André Andrejew
André Andrejew (January 21, 1887 – March 13, 1967) was one of the most important art directors of the international cinema of the twentieth century. He had a distinctive, innovative style. His décors were both expressive and realistic. French writer Lucie Derain described Andrejew at the peak of his career as "an artist of the grand style, blessed with a vision of lyrical quality."[1] Edith C. Lee wrote recently: "Believing in creative freedom rather than academic reconstruction, André Andrejew fulfilled the 20th century's notion of the romantic, individualistic artist. The unusual titillated his imagination."
Early life
André Andrejew was born in a town of Schawli (Lithuanian: Šiauliai) in tsarist Russia, (today Lithuania), on January 21, 1887[2] as Andrej Andreyev (Russian: Андрей Андреев). He studied architecture at the Moscow Fine Arts Academy. At the time in Russia, architecture could be studied at technical universities and with the more artistic angle at art academies, where accent was on interior design and decor and students were trained as artists. After the studies, André Andrejew worked as a scene designer at the Konstantin Stanislavski's Moscow Art Theatre.
In Berlin
After the October revolution of 1917, Andrejew migrated to Germany, where he worked as stage designer in theater productions in Berlin and Vienna, working among others with Max Reinhardt. In 1921/1922, he designed stage decorations for the Jasha Jushny's Der Blaue Vogel (Blue Bird), a legendary Russian émigré cabaret at Goltzstrasse in Berlin.
In 1923, he designed his first cinema décor for Raskolnikow, directed by Robert Wiene, film based upon Dostoyevsky's Crime and Punishment. This expressionist work made him the foremost art director in Germany. Rudolf Kurtz in his Expressionismus und Film (1926) wrote: Andrejew is a typical Moscow mixture, distinction of the streaked folk art (his decors) dissolves the rhythm of images, creates gentle forms, establishes balance even when everything is broken and torn.
Germany produced at the time hundreds of feature movies each year, and as cinema was silent, they were often produced in a co-production with France and released in both countries with different language inter-titles. Andrejew designed décors for several major German and Franco-German productions directed by Pabst, Feyder, Duvivier, Christian-Jacque. The titles of this period include Dancing Vienna, Pandora's Box, The Threepenny Opera, Don Quixote, The Golem, Meyerling.

(Dataset items)

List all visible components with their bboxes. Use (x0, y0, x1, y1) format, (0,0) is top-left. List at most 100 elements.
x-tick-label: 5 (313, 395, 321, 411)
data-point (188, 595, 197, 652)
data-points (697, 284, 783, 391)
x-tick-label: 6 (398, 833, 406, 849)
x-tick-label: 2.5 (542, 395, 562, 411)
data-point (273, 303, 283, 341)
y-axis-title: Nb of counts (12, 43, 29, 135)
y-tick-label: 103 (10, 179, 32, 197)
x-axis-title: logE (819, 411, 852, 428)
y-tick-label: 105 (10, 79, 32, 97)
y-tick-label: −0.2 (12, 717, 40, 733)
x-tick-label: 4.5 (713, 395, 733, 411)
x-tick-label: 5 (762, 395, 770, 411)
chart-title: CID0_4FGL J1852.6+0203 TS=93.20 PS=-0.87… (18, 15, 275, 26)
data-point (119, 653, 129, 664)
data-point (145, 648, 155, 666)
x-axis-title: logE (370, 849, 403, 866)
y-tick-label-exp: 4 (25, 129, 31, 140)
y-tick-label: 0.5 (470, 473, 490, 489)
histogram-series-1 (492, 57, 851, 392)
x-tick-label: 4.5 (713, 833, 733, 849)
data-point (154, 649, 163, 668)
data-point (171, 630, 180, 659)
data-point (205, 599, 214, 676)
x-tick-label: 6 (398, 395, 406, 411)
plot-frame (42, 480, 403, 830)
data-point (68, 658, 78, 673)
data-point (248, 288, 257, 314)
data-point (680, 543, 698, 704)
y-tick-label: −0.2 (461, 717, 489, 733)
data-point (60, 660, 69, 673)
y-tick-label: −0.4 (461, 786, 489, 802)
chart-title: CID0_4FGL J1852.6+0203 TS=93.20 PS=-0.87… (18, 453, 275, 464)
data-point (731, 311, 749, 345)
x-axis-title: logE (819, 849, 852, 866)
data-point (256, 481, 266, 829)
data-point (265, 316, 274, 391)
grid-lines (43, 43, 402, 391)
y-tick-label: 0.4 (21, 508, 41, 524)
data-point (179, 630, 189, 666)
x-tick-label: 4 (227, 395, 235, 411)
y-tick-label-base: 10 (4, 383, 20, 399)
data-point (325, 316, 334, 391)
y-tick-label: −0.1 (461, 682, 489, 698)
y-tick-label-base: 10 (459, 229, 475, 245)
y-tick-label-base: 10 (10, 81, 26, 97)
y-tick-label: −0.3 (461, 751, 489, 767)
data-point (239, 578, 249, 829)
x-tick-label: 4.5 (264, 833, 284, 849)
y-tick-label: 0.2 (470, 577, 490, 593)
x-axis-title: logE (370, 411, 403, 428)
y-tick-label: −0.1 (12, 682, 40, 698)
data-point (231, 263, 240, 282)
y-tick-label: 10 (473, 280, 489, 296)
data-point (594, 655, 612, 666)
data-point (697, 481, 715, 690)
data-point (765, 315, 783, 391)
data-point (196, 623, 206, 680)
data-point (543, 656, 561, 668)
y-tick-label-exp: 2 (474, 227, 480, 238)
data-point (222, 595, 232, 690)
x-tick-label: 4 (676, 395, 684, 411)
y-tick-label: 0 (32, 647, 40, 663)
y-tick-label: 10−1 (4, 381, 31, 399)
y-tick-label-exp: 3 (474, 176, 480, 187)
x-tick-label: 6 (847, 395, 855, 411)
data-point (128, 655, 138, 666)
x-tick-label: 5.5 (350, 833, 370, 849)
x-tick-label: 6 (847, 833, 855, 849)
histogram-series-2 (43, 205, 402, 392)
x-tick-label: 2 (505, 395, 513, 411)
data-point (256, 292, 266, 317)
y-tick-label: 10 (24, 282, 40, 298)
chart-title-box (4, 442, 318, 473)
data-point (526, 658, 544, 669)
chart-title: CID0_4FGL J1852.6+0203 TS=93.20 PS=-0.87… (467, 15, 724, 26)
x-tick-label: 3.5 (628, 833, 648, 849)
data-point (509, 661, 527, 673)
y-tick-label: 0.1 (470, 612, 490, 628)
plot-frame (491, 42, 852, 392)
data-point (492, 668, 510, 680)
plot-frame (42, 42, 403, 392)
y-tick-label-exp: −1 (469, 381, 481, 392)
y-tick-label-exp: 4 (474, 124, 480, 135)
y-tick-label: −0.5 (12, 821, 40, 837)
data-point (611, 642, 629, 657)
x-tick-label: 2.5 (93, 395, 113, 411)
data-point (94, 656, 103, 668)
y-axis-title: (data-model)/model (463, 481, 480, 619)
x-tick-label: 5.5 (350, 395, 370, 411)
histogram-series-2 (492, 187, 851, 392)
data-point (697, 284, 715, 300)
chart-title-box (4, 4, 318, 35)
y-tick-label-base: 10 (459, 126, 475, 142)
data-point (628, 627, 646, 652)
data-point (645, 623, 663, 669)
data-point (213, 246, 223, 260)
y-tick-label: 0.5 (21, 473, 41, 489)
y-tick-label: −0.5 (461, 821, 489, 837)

PROBLEM SET:
(a) From the passage on André Andrejew, copy word for word the part starting at "Germany produced at" and ending at "The Golem, Meyerling.".
(b) Repeat the rows word for word, starting at the first row and ending at the row containing "x-tick-label: 2.5 (542, 395, 562, 411)", with both ends included.

TASK RESPONSES:
(a)
Germany produced at the time hundreds of feature movies each year, and as cinema was silent, they were often produced in a co-production with France and released in both countries with different language inter-titles. Andrejew designed décors for several major German and Franco-German productions directed by Pabst, Feyder, Duvivier, Christian-Jacque. The titles of this period include Dancing Vienna, Pandora's Box, The Threepenny Opera, Don Quixote, The Golem, Meyerling.

(b)
List all visible components with their bboxes. Use (x0, y0, x1, y1) format, (0,0) is top-left. List at most 100 elements.
x-tick-label: 5 (313, 395, 321, 411)
data-point (188, 595, 197, 652)
data-points (697, 284, 783, 391)
x-tick-label: 6 (398, 833, 406, 849)
x-tick-label: 2.5 (542, 395, 562, 411)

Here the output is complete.